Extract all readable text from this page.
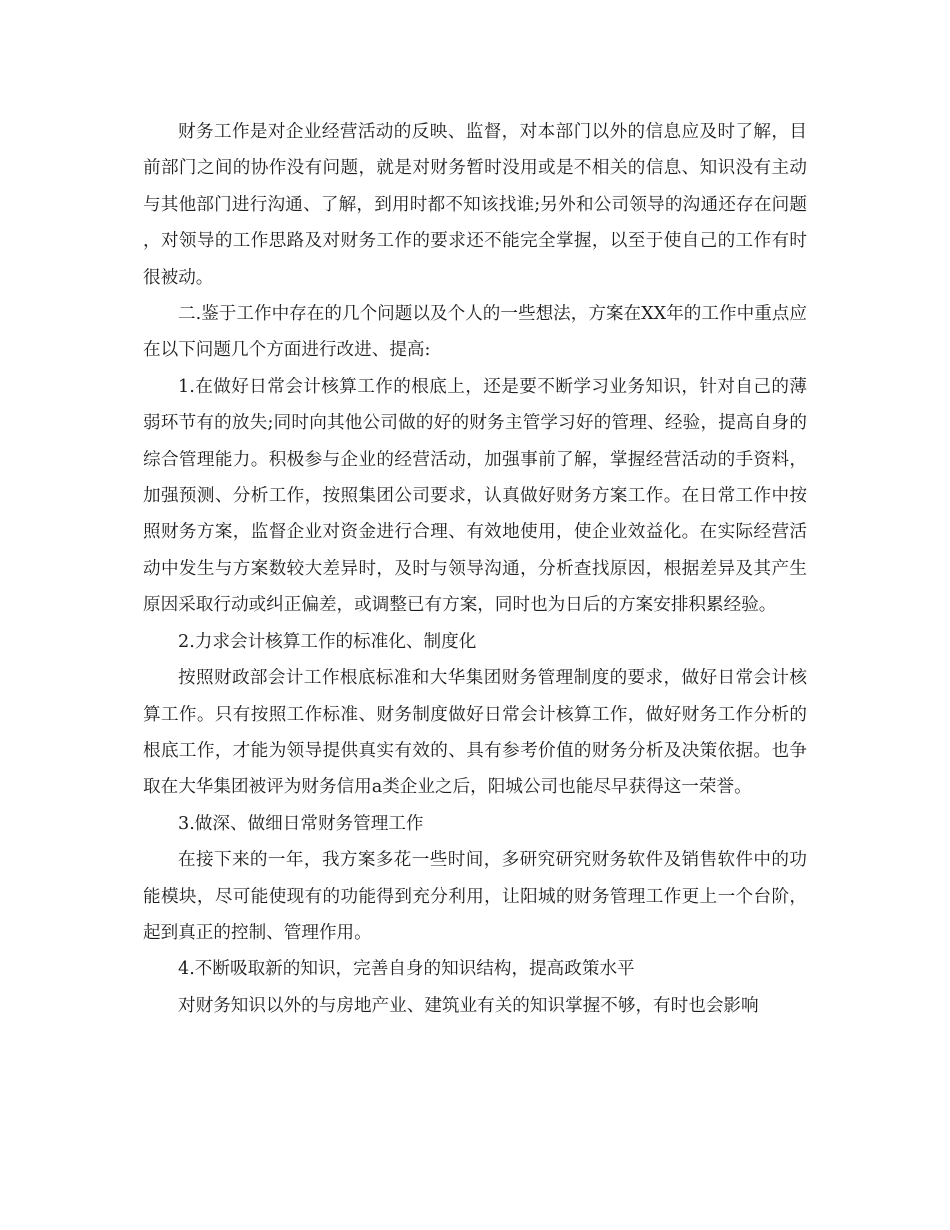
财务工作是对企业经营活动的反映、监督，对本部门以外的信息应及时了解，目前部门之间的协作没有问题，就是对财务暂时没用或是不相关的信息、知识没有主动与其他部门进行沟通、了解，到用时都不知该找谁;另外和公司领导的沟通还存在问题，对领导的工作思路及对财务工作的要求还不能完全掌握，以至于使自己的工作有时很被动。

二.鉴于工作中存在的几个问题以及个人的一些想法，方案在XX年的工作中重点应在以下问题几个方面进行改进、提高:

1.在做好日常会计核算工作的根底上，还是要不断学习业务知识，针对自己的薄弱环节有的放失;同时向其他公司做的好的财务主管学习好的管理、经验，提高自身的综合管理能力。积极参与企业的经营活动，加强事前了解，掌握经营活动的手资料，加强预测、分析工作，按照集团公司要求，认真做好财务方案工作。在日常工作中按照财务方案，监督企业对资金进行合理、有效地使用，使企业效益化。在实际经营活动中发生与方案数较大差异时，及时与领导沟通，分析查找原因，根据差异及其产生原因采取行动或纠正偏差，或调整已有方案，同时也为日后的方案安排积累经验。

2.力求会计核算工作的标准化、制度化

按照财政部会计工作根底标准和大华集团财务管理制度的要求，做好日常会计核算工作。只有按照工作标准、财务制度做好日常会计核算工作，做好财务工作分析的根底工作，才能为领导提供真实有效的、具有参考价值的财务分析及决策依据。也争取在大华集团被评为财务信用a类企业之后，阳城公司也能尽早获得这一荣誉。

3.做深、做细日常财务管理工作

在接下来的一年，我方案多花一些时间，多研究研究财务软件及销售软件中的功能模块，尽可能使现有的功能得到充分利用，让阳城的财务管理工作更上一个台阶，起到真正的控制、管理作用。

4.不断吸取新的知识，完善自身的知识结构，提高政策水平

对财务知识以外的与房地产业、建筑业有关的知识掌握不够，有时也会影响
---
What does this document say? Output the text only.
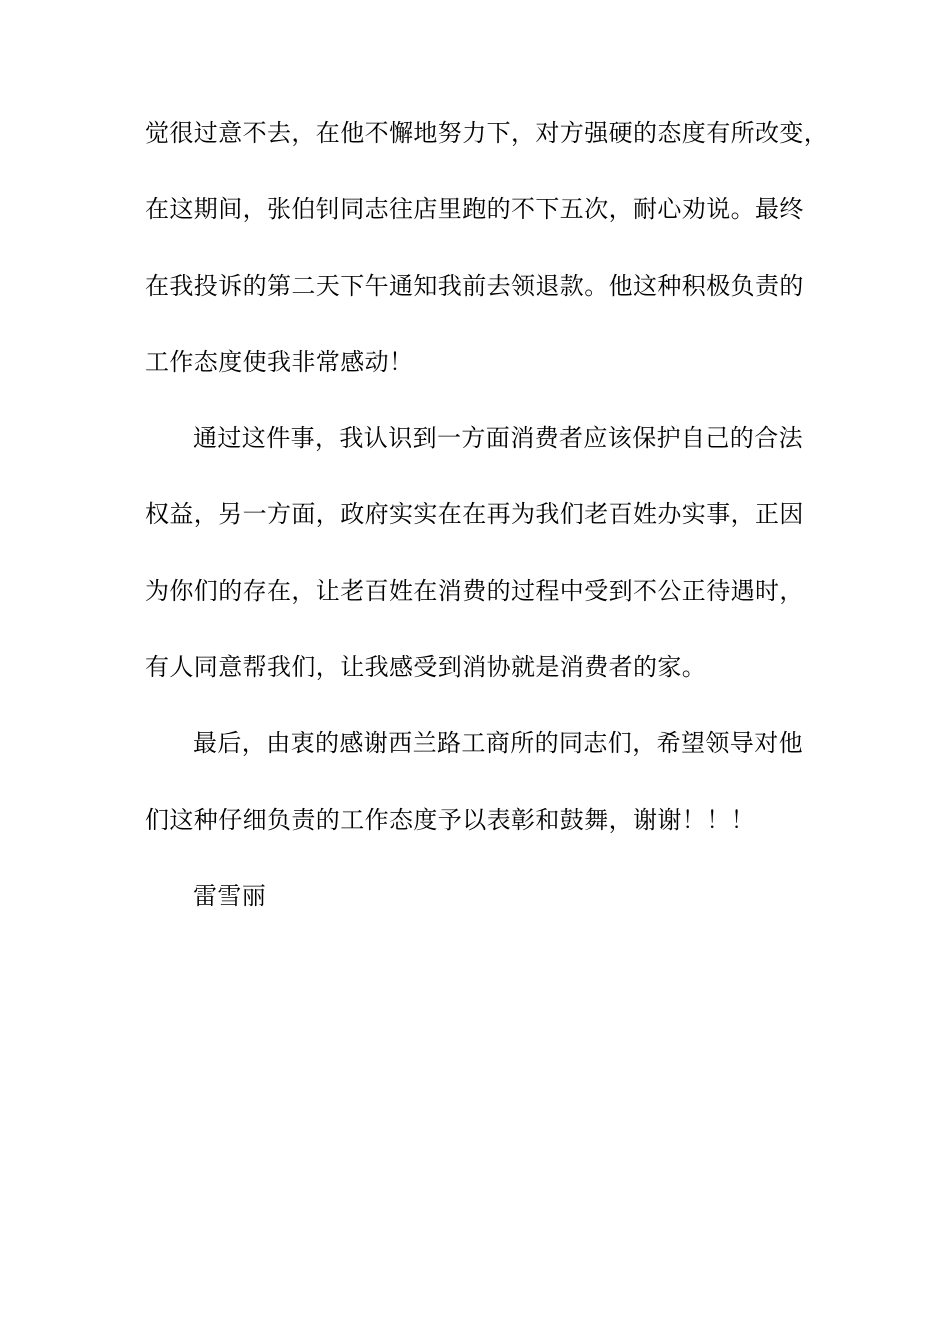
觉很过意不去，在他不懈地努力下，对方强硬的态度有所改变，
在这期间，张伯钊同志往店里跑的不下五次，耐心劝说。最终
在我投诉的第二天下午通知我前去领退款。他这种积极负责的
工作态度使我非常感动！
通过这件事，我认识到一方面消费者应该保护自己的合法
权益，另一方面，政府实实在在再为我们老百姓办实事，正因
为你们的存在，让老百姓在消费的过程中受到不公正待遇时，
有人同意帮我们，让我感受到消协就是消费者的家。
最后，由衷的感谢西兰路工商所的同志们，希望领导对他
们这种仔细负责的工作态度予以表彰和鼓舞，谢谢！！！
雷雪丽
...
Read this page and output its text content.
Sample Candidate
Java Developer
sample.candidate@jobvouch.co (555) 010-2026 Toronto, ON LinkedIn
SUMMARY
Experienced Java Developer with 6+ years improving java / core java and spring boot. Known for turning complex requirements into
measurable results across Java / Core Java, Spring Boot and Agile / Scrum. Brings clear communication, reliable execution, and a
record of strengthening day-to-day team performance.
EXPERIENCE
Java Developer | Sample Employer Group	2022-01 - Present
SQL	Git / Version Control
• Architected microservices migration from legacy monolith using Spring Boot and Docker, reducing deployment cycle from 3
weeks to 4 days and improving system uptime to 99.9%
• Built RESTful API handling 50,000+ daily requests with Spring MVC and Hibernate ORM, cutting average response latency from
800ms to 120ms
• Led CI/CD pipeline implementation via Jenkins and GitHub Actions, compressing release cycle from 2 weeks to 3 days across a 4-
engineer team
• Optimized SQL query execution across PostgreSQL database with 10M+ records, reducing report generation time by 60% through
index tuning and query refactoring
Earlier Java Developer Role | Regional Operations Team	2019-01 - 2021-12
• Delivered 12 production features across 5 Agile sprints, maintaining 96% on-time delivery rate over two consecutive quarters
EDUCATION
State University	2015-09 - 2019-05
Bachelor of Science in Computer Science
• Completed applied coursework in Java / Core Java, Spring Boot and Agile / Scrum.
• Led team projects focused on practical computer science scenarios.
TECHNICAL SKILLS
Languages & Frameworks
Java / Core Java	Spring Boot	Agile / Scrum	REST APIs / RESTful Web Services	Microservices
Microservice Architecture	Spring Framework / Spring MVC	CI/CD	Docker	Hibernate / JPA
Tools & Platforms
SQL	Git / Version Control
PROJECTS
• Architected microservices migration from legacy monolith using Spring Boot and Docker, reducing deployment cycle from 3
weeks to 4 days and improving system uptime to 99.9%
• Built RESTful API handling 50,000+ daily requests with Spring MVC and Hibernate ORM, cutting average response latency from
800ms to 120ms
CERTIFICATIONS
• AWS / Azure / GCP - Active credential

**Given problem:** Identify which lines contain the word "Scrum" and copy each one.

**The reply:**
measurable results across Java / Core Java, Spring Boot and Agile / Scrum. Brings clear communication, reliable execution, and a
• Completed applied coursework in Java / Core Java, Spring Boot and Agile / Scrum.
Java / Core Java	Spring Boot	Agile / Scrum	REST APIs / RESTful Web Services	Microservices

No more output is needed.